-- BEGIN Records shown --

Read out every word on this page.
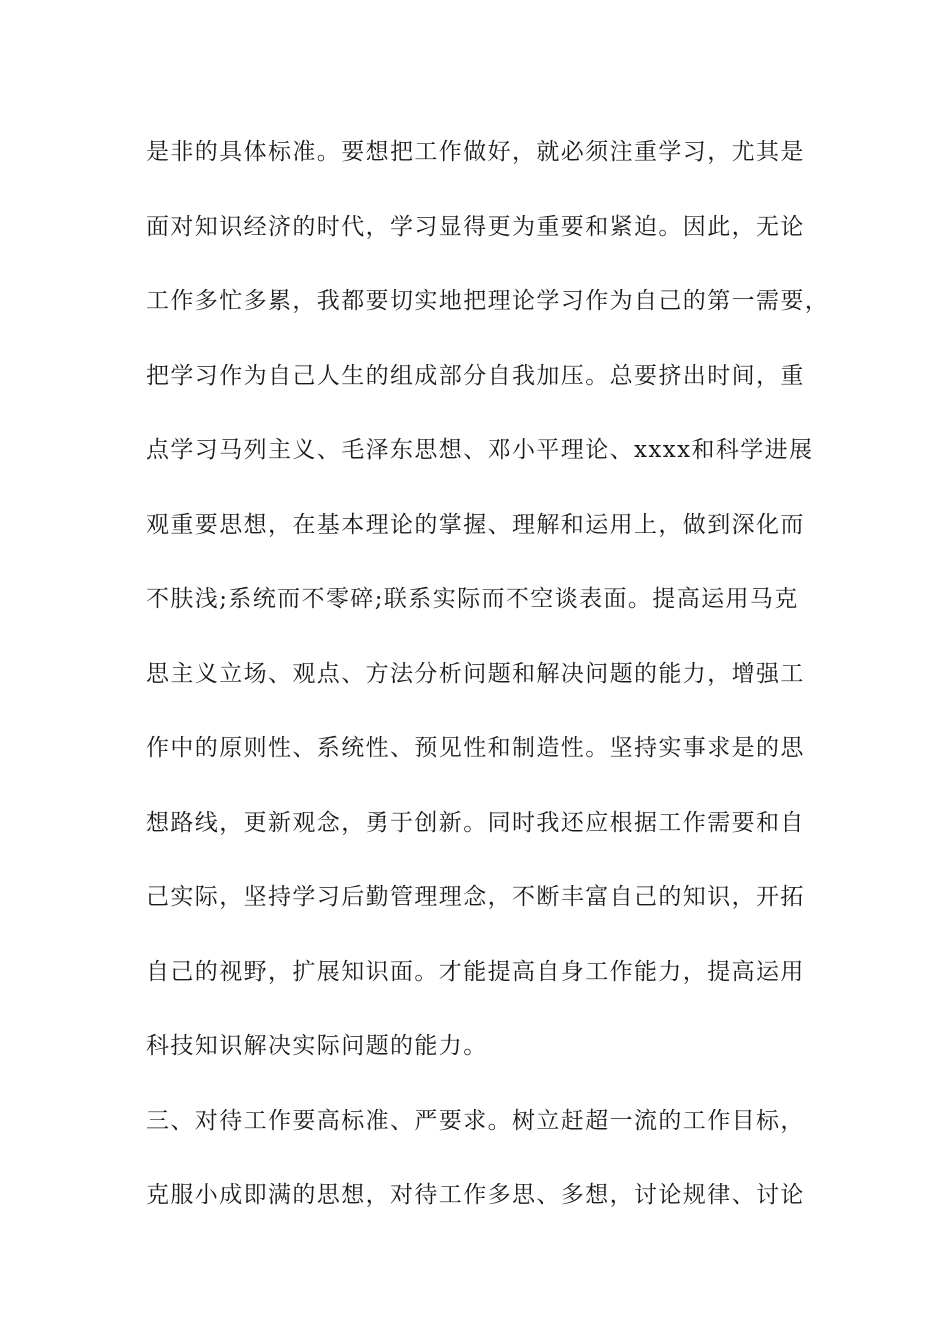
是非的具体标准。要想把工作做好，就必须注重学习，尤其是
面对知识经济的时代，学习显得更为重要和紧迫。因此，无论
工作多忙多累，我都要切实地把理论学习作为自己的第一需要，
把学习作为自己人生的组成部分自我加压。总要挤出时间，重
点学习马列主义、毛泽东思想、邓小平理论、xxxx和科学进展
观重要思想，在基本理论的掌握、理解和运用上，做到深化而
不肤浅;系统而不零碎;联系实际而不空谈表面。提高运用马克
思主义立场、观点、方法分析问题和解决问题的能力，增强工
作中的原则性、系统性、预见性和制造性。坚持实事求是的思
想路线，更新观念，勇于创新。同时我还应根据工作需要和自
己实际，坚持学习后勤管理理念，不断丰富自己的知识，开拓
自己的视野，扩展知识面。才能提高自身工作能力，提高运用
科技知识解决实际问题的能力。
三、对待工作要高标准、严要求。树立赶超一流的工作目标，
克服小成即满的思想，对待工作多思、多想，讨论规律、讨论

-- END Records shown --
-- BEGIN Records shown --

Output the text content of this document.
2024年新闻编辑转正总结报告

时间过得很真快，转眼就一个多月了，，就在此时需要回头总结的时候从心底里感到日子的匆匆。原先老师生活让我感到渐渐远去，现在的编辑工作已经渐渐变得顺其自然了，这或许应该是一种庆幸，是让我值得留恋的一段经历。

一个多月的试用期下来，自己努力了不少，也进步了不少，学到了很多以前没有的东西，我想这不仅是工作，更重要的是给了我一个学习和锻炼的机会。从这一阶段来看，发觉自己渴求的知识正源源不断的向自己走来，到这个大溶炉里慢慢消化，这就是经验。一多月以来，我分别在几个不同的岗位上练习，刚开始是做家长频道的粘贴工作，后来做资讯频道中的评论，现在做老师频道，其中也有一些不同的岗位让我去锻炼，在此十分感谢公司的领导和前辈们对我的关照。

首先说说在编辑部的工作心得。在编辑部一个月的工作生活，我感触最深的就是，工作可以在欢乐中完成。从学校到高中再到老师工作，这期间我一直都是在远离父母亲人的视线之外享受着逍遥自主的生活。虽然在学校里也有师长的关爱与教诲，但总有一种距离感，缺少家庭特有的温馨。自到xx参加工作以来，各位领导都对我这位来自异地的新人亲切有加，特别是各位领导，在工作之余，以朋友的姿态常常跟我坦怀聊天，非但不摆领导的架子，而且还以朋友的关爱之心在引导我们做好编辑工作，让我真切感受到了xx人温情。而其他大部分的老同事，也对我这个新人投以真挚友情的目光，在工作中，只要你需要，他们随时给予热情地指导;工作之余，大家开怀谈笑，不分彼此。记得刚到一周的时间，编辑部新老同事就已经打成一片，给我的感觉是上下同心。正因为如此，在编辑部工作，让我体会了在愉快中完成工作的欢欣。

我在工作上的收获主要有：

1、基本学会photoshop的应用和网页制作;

-- END Records shown --
-- BEGIN Records shown --

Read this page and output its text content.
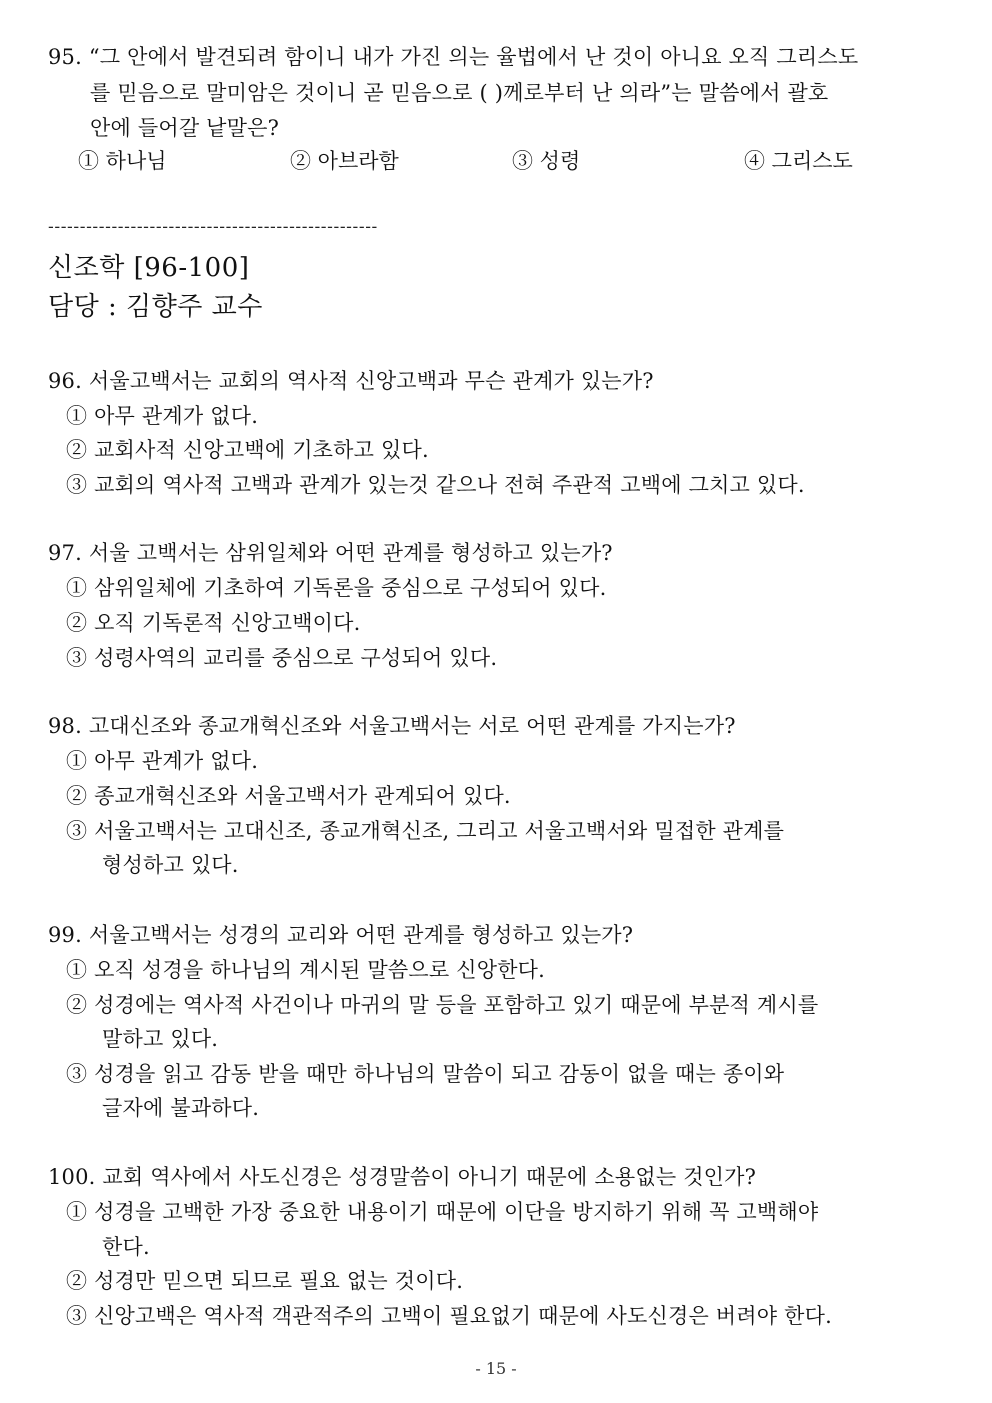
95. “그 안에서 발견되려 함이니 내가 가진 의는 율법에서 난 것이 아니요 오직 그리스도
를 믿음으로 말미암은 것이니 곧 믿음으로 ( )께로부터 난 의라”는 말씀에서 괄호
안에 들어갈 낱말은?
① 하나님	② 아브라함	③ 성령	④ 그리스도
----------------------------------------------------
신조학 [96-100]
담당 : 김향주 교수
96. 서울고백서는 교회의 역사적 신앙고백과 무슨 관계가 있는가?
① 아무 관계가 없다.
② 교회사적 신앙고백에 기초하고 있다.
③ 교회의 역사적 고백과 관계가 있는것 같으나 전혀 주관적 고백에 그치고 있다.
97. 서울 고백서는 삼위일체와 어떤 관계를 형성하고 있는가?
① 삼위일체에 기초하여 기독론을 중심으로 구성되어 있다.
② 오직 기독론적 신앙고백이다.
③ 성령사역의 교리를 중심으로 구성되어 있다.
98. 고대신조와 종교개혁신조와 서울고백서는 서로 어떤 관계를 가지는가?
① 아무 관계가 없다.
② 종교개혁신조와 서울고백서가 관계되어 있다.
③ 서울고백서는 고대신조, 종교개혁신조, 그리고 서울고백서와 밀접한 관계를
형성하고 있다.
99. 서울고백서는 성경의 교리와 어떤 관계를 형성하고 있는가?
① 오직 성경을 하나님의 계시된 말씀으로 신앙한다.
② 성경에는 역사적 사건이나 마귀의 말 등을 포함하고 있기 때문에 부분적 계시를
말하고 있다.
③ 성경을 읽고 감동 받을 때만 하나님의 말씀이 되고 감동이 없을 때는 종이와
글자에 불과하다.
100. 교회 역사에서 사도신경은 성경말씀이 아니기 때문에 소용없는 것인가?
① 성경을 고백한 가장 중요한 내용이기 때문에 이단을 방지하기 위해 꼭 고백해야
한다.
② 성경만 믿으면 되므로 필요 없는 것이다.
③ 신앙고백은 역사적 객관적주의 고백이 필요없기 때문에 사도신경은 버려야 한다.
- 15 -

-- END Records shown --

Copy each line of the data above that holds "content".

Output the text content of this document.
Read this page and output its text content.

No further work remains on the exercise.